* _DATA FOR THIS EXERCISE_:
•••
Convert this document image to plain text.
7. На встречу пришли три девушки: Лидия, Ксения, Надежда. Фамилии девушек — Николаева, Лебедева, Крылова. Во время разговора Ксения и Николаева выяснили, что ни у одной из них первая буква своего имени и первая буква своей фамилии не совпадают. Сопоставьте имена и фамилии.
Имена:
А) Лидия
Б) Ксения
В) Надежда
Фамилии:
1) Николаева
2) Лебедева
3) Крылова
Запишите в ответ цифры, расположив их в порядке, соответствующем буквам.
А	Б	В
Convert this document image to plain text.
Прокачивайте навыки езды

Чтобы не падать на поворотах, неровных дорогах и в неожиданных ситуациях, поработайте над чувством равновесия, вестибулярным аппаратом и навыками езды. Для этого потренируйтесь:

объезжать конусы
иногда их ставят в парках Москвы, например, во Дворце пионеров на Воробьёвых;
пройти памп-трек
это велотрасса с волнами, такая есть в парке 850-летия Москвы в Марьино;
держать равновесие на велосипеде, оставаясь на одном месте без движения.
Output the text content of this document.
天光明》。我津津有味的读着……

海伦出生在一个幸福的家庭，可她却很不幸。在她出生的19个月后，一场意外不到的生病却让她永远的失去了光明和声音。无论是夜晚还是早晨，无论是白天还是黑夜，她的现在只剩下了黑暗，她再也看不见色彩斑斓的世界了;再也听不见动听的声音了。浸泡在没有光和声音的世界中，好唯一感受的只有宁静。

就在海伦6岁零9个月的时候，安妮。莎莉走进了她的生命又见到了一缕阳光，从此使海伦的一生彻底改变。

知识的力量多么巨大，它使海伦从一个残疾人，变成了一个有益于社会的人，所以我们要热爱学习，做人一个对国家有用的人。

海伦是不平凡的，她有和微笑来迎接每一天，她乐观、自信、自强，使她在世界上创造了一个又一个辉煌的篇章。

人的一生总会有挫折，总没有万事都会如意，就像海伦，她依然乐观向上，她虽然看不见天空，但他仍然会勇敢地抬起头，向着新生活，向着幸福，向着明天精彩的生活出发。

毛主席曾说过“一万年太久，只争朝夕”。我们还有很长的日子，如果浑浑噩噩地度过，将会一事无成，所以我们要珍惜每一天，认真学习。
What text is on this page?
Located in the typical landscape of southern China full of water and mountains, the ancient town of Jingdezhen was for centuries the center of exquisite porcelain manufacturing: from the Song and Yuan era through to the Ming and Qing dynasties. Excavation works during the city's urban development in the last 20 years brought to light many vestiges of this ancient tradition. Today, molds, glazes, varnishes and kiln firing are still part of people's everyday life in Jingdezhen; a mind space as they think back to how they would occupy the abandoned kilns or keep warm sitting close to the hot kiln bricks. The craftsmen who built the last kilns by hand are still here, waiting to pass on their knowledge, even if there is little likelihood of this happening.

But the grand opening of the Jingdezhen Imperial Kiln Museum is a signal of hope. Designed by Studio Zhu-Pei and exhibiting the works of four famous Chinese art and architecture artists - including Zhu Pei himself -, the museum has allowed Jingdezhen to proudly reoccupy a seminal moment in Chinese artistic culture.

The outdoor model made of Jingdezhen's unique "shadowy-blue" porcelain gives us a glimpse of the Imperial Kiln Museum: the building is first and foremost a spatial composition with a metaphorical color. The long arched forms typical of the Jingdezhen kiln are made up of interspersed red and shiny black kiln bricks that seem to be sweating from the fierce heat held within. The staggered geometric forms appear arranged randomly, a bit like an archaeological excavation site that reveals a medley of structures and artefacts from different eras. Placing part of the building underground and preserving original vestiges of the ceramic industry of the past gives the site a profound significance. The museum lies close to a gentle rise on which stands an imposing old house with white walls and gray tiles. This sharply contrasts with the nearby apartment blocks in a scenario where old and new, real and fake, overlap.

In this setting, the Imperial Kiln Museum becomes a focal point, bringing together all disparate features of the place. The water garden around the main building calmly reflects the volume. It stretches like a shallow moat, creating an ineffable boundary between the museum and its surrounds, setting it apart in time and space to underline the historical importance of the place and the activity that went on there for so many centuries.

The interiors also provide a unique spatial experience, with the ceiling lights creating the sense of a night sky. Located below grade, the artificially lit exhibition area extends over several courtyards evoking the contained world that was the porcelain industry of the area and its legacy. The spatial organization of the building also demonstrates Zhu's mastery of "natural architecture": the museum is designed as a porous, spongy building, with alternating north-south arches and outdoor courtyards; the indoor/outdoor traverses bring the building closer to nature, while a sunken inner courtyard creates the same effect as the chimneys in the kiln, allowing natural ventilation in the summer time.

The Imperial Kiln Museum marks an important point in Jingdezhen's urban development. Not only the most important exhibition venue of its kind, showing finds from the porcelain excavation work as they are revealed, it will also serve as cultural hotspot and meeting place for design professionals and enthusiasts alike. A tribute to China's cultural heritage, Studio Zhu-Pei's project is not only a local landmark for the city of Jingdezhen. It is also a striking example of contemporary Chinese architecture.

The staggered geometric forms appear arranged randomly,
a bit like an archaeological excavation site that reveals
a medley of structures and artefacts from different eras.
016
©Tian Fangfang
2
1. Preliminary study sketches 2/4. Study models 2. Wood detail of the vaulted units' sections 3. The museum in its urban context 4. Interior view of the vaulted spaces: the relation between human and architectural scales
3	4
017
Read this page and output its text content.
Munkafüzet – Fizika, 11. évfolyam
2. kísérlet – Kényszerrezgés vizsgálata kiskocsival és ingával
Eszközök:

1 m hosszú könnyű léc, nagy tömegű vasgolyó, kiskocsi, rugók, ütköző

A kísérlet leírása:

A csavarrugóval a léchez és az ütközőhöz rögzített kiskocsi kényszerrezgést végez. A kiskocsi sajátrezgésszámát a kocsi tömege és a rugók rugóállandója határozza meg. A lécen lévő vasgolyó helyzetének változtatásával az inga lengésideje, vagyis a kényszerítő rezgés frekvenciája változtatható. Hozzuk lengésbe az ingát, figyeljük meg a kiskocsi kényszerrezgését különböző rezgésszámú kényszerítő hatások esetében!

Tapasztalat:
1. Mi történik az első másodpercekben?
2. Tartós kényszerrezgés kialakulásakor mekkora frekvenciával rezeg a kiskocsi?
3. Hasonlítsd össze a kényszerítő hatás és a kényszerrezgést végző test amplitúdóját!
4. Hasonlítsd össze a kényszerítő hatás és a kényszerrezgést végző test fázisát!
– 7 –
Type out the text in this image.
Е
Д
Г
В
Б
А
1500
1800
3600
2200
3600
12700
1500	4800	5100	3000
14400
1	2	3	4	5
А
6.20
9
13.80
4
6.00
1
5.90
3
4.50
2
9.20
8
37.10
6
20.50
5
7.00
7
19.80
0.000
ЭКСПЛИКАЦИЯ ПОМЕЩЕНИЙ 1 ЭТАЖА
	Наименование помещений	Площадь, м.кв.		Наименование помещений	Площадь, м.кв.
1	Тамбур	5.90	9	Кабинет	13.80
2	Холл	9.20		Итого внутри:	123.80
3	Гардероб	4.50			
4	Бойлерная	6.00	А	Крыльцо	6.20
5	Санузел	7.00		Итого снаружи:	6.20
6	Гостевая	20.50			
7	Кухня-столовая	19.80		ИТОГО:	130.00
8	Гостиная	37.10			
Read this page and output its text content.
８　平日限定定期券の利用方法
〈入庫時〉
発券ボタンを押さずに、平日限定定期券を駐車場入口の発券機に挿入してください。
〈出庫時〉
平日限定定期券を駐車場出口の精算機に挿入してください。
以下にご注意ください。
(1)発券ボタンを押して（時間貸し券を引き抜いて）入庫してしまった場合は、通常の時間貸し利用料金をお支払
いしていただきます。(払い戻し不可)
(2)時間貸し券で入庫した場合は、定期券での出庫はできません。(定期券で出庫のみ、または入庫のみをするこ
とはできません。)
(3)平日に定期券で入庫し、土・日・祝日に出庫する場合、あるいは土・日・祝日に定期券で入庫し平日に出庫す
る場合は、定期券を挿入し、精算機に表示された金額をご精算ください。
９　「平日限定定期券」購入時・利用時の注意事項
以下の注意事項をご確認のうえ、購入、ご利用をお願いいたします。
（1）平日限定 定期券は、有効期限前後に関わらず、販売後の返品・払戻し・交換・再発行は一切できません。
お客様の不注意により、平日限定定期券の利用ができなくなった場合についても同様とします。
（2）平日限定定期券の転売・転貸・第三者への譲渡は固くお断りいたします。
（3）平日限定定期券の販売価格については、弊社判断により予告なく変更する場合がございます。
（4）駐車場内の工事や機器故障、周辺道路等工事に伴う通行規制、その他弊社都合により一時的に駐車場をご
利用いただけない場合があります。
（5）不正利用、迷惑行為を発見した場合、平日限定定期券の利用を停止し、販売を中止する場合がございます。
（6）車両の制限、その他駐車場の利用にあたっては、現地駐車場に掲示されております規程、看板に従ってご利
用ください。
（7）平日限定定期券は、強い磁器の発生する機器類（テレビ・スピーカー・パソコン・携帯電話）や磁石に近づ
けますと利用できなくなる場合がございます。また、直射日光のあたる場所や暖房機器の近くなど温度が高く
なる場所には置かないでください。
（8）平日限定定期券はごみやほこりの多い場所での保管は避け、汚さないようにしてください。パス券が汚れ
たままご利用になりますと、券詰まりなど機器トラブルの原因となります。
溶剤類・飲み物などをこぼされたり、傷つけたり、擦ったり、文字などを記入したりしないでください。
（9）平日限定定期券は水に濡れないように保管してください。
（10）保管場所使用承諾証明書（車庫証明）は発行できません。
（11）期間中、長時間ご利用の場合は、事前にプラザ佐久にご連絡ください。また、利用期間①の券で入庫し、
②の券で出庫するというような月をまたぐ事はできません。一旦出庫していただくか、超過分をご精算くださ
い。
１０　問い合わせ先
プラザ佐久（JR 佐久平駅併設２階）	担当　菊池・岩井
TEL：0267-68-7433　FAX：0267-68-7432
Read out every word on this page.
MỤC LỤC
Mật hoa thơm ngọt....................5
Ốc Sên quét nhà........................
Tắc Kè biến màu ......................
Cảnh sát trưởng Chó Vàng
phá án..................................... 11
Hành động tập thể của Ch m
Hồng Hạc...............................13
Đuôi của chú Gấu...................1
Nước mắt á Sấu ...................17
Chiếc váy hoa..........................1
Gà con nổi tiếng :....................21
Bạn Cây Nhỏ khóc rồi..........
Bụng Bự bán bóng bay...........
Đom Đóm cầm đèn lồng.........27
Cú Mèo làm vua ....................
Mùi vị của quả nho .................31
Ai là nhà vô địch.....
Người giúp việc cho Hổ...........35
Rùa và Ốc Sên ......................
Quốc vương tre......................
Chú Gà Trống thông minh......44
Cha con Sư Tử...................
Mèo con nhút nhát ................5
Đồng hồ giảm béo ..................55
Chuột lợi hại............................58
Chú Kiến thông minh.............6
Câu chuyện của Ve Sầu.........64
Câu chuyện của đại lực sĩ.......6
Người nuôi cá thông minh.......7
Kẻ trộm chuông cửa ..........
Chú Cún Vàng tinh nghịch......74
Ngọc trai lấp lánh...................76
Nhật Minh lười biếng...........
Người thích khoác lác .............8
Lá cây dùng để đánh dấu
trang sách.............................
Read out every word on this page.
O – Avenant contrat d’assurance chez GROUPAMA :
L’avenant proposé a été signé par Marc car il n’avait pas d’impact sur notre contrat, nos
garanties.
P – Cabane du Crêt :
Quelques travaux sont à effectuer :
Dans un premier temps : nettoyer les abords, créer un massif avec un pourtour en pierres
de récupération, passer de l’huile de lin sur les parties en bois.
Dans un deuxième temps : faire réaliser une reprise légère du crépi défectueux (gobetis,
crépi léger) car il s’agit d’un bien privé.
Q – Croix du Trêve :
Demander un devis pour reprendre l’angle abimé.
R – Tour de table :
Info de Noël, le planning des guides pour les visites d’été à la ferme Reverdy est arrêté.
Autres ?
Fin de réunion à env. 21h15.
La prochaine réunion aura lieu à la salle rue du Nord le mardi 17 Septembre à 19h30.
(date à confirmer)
•••
Extract every line containing the string "Москвы" from the data above.

иногда их ставят в парках Москвы, например, во Дворце пионеров на Воробьёвых;
это велотрасса с волнами, такая есть в парке 850-летия Москвы в Марьино;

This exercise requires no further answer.